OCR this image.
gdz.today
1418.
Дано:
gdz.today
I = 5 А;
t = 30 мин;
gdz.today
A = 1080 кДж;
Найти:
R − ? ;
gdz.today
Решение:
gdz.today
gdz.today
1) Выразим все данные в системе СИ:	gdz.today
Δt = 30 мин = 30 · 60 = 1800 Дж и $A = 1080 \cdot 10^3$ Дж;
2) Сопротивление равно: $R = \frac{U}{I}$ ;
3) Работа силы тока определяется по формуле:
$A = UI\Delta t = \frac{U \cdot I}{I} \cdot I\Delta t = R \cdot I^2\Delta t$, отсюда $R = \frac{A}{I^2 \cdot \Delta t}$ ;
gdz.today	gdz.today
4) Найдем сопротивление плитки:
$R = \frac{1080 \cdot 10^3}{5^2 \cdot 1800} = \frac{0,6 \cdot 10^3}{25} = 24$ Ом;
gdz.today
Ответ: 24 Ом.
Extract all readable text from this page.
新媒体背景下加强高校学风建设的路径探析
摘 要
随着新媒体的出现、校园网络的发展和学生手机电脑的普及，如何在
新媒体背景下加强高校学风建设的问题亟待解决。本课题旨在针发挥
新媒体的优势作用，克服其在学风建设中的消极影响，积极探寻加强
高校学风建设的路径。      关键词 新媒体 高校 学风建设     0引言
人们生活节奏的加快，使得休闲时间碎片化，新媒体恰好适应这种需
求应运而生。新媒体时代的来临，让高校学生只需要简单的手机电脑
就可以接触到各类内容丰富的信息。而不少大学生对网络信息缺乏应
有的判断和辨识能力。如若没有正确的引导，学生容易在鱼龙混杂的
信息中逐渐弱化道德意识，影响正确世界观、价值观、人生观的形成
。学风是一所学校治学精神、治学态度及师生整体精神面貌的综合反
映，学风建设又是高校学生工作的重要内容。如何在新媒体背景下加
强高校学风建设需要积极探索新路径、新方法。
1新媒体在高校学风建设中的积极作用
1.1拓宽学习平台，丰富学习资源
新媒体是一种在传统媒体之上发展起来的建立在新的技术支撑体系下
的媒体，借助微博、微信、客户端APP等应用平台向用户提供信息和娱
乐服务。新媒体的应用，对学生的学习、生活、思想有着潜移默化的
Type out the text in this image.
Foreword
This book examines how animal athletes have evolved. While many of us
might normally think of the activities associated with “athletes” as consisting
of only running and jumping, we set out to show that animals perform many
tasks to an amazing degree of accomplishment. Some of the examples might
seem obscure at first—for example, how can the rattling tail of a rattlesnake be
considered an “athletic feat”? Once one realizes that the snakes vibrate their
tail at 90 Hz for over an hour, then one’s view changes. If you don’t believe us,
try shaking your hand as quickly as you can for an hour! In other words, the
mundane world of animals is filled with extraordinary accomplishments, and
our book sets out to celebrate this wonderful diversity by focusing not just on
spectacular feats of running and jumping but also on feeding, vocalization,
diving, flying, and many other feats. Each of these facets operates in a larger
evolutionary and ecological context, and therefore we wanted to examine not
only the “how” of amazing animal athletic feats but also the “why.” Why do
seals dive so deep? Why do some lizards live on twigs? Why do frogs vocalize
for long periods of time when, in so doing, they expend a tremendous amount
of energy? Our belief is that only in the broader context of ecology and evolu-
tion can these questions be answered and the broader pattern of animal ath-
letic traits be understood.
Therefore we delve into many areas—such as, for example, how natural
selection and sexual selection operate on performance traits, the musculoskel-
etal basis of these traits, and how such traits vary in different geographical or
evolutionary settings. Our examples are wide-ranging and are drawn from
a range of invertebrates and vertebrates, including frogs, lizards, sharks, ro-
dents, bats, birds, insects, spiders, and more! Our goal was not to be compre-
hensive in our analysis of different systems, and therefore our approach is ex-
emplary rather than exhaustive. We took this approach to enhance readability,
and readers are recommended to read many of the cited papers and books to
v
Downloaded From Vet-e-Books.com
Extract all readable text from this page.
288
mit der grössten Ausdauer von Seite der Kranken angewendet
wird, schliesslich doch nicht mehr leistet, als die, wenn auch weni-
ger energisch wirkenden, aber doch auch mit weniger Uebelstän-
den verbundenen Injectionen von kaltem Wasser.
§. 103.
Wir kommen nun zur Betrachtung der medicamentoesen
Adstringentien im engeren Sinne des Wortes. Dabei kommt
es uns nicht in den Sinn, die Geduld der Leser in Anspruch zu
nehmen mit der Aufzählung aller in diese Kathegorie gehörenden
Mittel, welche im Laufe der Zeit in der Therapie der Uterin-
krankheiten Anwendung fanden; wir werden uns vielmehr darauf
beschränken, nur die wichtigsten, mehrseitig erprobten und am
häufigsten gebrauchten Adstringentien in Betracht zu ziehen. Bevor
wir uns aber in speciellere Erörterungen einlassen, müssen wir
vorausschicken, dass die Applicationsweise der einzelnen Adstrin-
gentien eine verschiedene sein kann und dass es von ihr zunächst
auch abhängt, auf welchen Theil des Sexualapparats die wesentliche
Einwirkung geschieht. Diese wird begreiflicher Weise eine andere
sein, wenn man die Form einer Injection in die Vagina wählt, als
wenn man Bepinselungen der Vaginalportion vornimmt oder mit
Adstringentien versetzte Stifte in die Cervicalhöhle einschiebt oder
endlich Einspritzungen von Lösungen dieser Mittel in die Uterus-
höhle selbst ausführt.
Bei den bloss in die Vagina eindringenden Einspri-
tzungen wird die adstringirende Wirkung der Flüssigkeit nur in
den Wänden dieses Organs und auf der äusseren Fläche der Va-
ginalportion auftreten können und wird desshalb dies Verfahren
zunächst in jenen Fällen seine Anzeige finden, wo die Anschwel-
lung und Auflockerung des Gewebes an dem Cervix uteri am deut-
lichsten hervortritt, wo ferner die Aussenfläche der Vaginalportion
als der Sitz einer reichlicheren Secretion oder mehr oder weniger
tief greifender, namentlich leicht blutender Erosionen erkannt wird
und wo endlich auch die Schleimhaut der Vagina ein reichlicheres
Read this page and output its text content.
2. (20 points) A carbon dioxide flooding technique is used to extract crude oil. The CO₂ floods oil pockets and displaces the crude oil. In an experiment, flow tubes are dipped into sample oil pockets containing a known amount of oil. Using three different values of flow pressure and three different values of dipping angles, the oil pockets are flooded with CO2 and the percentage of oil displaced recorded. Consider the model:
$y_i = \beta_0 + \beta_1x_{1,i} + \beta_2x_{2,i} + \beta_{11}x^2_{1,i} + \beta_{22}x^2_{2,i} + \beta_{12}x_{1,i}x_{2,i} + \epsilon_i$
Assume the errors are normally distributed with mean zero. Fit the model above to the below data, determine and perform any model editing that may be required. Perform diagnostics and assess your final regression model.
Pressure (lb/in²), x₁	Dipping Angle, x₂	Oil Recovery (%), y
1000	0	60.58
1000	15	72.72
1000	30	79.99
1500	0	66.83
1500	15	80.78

--*--

SET PROBLEM:
Extract each line of the material exactly as it stands.

WRITTEN SOLUTION:
OCR this image.
gdz.today
1418.
Дано:
gdz.today
I = 5 А;
t = 30 мин;
gdz.today
A = 1080 кДж;
Найти:
R − ? ;
gdz.today
Решение:
gdz.today
gdz.today
1) Выразим все данные в системе СИ:	gdz.today
Δt = 30 мин = 30 · 60 = 1800 Дж и $A = 1080 \cdot 10^3$ Дж;
2) Сопротивление равно: $R = \frac{U}{I}$ ;
3) Работа силы тока определяется по формуле:
$A = UI\Delta t = \frac{U \cdot I}{I} \cdot I\Delta t = R \cdot I^2\Delta t$, отсюда $R = \frac{A}{I^2 \cdot \Delta t}$ ;
gdz.today	gdz.today
4) Найдем сопротивление плитки:
$R = \frac{1080 \cdot 10^3}{5^2 \cdot 1800} = \frac{0,6 \cdot 10^3}{25} = 24$ Ом;
gdz.today
Ответ: 24 Ом.
Extract all readable text from this page.
新媒体背景下加强高校学风建设的路径探析
摘 要
随着新媒体的出现、校园网络的发展和学生手机电脑的普及，如何在
新媒体背景下加强高校学风建设的问题亟待解决。本课题旨在针发挥
新媒体的优势作用，克服其在学风建设中的消极影响，积极探寻加强
高校学风建设的路径。      关键词 新媒体 高校 学风建设     0引言
人们生活节奏的加快，使得休闲时间碎片化，新媒体恰好适应这种需
求应运而生。新媒体时代的来临，让高校学生只需要简单的手机电脑
就可以接触到各类内容丰富的信息。而不少大学生对网络信息缺乏应
有的判断和辨识能力。如若没有正确的引导，学生容易在鱼龙混杂的
信息中逐渐弱化道德意识，影响正确世界观、价值观、人生观的形成
。学风是一所学校治学精神、治学态度及师生整体精神面貌的综合反
映，学风建设又是高校学生工作的重要内容。如何在新媒体背景下加
强高校学风建设需要积极探索新路径、新方法。
1新媒体在高校学风建设中的积极作用
1.1拓宽学习平台，丰富学习资源
新媒体是一种在传统媒体之上发展起来的建立在新的技术支撑体系下
的媒体，借助微博、微信、客户端APP等应用平台向用户提供信息和娱
乐服务。新媒体的应用，对学生的学习、生活、思想有着潜移默化的
Type out the text in this image.
Foreword
This book examines how animal athletes have evolved. While many of us
might normally think of the activities associated with “athletes” as consisting
of only running and jumping, we set out to show that animals perform many
tasks to an amazing degree of accomplishment. Some of the examples might
seem obscure at first—for example, how can the rattling tail of a rattlesnake be
considered an “athletic feat”? Once one realizes that the snakes vibrate their
tail at 90 Hz for over an hour, then one’s view changes. If you don’t believe us,
try shaking your hand as quickly as you can for an hour! In other words, the
mundane world of animals is filled with extraordinary accomplishments, and
our book sets out to celebrate this wonderful diversity by focusing not just on
spectacular feats of running and jumping but also on feeding, vocalization,
diving, flying, and many other feats. Each of these facets operates in a larger
evolutionary and ecological context, and therefore we wanted to examine not
only the “how” of amazing animal athletic feats but also the “why.” Why do
seals dive so deep? Why do some lizards live on twigs? Why do frogs vocalize
for long periods of time when, in so doing, they expend a tremendous amount
of energy? Our belief is that only in the broader context of ecology and evolu-
tion can these questions be answered and the broader pattern of animal ath-
letic traits be understood.
Therefore we delve into many areas—such as, for example, how natural
selection and sexual selection operate on performance traits, the musculoskel-
etal basis of these traits, and how such traits vary in different geographical or
evolutionary settings. Our examples are wide-ranging and are drawn from
a range of invertebrates and vertebrates, including frogs, lizards, sharks, ro-
dents, bats, birds, insects, spiders, and more! Our goal was not to be compre-
hensive in our analysis of different systems, and therefore our approach is ex-
emplary rather than exhaustive. We took this approach to enhance readability,
and readers are recommended to read many of the cited papers and books to
v
Downloaded From Vet-e-Books.com
Extract all readable text from this page.
288
mit der grössten Ausdauer von Seite der Kranken angewendet
wird, schliesslich doch nicht mehr leistet, als die, wenn auch weni-
ger energisch wirkenden, aber doch auch mit weniger Uebelstän-
den verbundenen Injectionen von kaltem Wasser.
§. 103.
Wir kommen nun zur Betrachtung der medicamentoesen
Adstringentien im engeren Sinne des Wortes. Dabei kommt
es uns nicht in den Sinn, die Geduld der Leser in Anspruch zu
nehmen mit der Aufzählung aller in diese Kathegorie gehörenden
Mittel, welche im Laufe der Zeit in der Therapie der Uterin-
krankheiten Anwendung fanden; wir werden uns vielmehr darauf
beschränken, nur die wichtigsten, mehrseitig erprobten und am
häufigsten gebrauchten Adstringentien in Betracht zu ziehen. Bevor
wir uns aber in speciellere Erörterungen einlassen, müssen wir
vorausschicken, dass die Applicationsweise der einzelnen Adstrin-
gentien eine verschiedene sein kann und dass es von ihr zunächst
auch abhängt, auf welchen Theil des Sexualapparats die wesentliche
Einwirkung geschieht. Diese wird begreiflicher Weise eine andere
sein, wenn man die Form einer Injection in die Vagina wählt, als
wenn man Bepinselungen der Vaginalportion vornimmt oder mit
Adstringentien versetzte Stifte in die Cervicalhöhle einschiebt oder
endlich Einspritzungen von Lösungen dieser Mittel in die Uterus-
höhle selbst ausführt.
Bei den bloss in die Vagina eindringenden Einspri-
tzungen wird die adstringirende Wirkung der Flüssigkeit nur in
den Wänden dieses Organs und auf der äusseren Fläche der Va-
ginalportion auftreten können und wird desshalb dies Verfahren
zunächst in jenen Fällen seine Anzeige finden, wo die Anschwel-
lung und Auflockerung des Gewebes an dem Cervix uteri am deut-
lichsten hervortritt, wo ferner die Aussenfläche der Vaginalportion
als der Sitz einer reichlicheren Secretion oder mehr oder weniger
tief greifender, namentlich leicht blutender Erosionen erkannt wird
und wo endlich auch die Schleimhaut der Vagina ein reichlicheres
Read this page and output its text content.
2. (20 points) A carbon dioxide flooding technique is used to extract crude oil. The CO₂ floods oil pockets and displaces the crude oil. In an experiment, flow tubes are dipped into sample oil pockets containing a known amount of oil. Using three different values of flow pressure and three different values of dipping angles, the oil pockets are flooded with CO2 and the percentage of oil displaced recorded. Consider the model:
$y_i = \beta_0 + \beta_1x_{1,i} + \beta_2x_{2,i} + \beta_{11}x^2_{1,i} + \beta_{22}x^2_{2,i} + \beta_{12}x_{1,i}x_{2,i} + \epsilon_i$
Assume the errors are normally distributed with mean zero. Fit the model above to the below data, determine and perform any model editing that may be required. Perform diagnostics and assess your final regression model.
Pressure (lb/in²), x₁	Dipping Angle, x₂	Oil Recovery (%), y
1000	0	60.58
1000	15	72.72
1000	30	79.99
1500	0	66.83
1500	15	80.78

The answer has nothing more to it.